━━━━━ TASK MATERIAL

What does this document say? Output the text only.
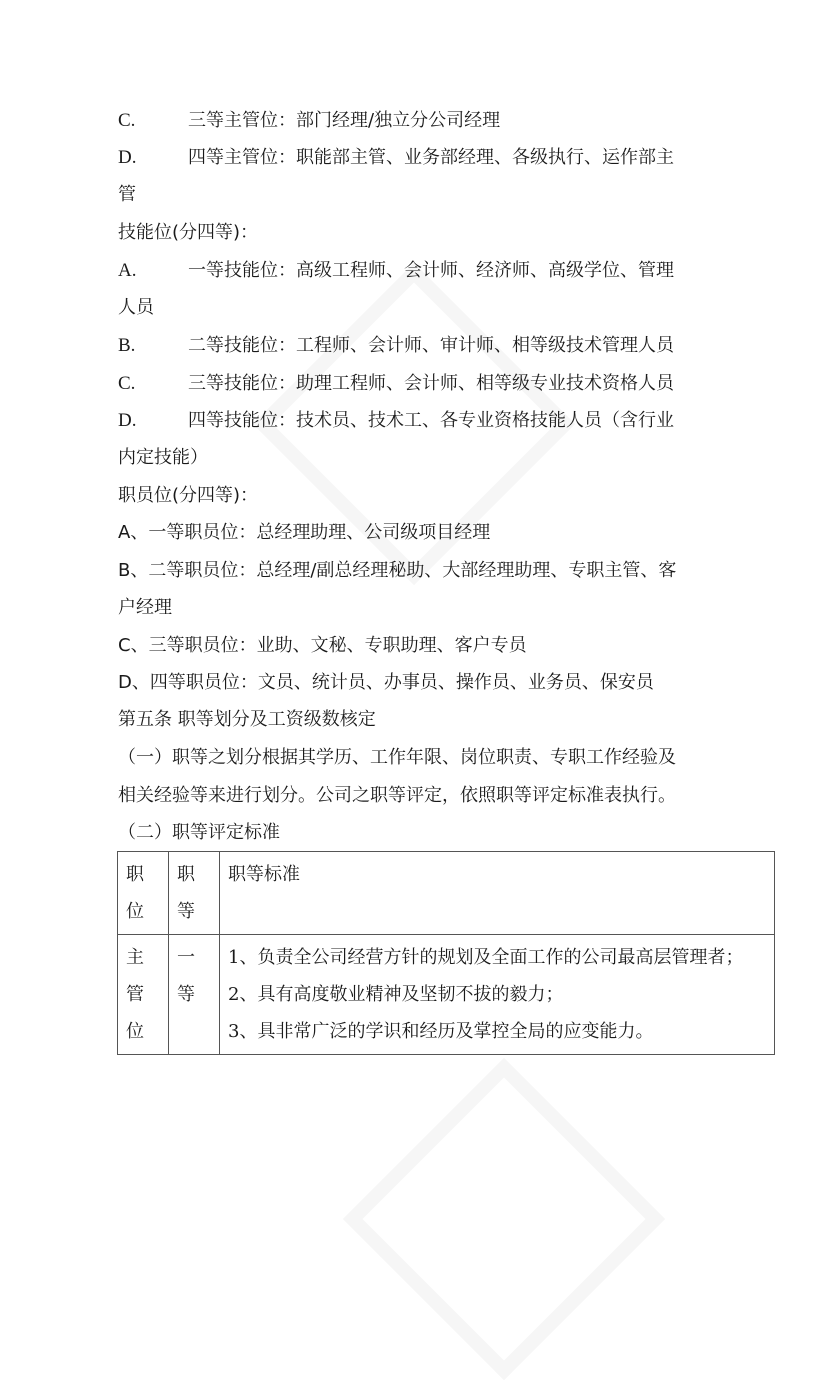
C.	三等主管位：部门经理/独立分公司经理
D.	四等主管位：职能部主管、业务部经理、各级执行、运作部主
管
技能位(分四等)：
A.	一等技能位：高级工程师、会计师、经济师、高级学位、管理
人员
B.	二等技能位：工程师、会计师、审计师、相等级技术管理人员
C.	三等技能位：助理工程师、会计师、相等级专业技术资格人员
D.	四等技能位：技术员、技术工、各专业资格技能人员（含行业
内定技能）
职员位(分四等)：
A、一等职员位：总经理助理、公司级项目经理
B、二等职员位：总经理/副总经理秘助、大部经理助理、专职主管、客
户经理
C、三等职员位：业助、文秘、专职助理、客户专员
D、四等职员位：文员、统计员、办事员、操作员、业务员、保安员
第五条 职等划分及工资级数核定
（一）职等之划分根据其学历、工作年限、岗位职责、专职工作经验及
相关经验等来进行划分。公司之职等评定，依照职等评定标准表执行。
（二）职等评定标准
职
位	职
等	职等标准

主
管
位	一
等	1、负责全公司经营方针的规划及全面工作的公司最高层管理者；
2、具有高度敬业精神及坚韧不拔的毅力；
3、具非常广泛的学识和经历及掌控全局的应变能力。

━━━━━━━━━━
━━━━━ TASK MATERIAL

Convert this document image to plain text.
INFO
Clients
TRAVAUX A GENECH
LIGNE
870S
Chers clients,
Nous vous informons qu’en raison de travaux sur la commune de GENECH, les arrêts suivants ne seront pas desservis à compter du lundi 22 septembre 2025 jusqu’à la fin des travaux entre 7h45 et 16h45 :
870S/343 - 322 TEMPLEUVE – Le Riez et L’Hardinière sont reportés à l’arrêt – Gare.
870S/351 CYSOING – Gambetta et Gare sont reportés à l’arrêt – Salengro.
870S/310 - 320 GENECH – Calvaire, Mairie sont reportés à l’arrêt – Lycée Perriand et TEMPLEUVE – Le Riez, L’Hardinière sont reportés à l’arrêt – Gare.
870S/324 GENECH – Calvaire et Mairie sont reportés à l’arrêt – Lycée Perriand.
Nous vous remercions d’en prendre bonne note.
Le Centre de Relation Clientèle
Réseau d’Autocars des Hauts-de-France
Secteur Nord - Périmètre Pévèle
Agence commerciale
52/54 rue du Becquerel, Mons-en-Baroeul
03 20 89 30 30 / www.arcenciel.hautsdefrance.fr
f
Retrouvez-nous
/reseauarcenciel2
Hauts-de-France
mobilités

━━━━━━━━━━

- EXERCISE TASK -
Copy out all lines where the word "text" appears.

- THE OUTPUT -
What does this document say? Output the text only.
Convert this document image to plain text.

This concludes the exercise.